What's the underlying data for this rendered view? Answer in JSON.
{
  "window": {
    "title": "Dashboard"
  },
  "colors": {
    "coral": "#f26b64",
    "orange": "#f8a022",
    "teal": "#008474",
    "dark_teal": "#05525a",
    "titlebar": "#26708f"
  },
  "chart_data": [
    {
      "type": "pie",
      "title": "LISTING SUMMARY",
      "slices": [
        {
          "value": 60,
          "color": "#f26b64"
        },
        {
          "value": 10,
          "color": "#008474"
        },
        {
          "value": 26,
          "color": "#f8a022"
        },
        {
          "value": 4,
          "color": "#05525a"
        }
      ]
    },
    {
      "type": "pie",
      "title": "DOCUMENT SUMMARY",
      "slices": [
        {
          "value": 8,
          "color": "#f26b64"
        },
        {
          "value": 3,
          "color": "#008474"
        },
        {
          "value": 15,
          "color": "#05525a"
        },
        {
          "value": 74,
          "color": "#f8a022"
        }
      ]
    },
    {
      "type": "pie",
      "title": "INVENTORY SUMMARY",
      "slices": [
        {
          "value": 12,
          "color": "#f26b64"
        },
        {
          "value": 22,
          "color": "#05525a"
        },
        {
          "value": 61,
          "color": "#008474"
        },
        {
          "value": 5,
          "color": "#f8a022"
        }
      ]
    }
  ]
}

* Problem to work on *
Give back the whole listing exactly as it reads.

* Written solution *
What's the underlying data for this rendered view? Answer in JSON.
{
  "window": {
    "title": "Dashboard"
  },
  "colors": {
    "coral": "#f26b64",
    "orange": "#f8a022",
    "teal": "#008474",
    "dark_teal": "#05525a",
    "titlebar": "#26708f"
  },
  "chart_data": [
    {
      "type": "pie",
      "title": "LISTING SUMMARY",
      "slices": [
        {
          "value": 60,
          "color": "#f26b64"
        },
        {
          "value": 10,
          "color": "#008474"
        },
        {
          "value": 26,
          "color": "#f8a022"
        },
        {
          "value": 4,
          "color": "#05525a"
        }
      ]
    },
    {
      "type": "pie",
      "title": "DOCUMENT SUMMARY",
      "slices": [
        {
          "value": 8,
          "color": "#f26b64"
        },
        {
          "value": 3,
          "color": "#008474"
        },
        {
          "value": 15,
          "color": "#05525a"
        },
        {
          "value": 74,
          "color": "#f8a022"
        }
      ]
    },
    {
      "type": "pie",
      "title": "INVENTORY SUMMARY",
      "slices": [
        {
          "value": 12,
          "color": "#f26b64"
        },
        {
          "value": 22,
          "color": "#05525a"
        },
        {
          "value": 61,
          "color": "#008474"
        },
        {
          "value": 5,
          "color": "#f8a022"
        }
      ]
    }
  ]
}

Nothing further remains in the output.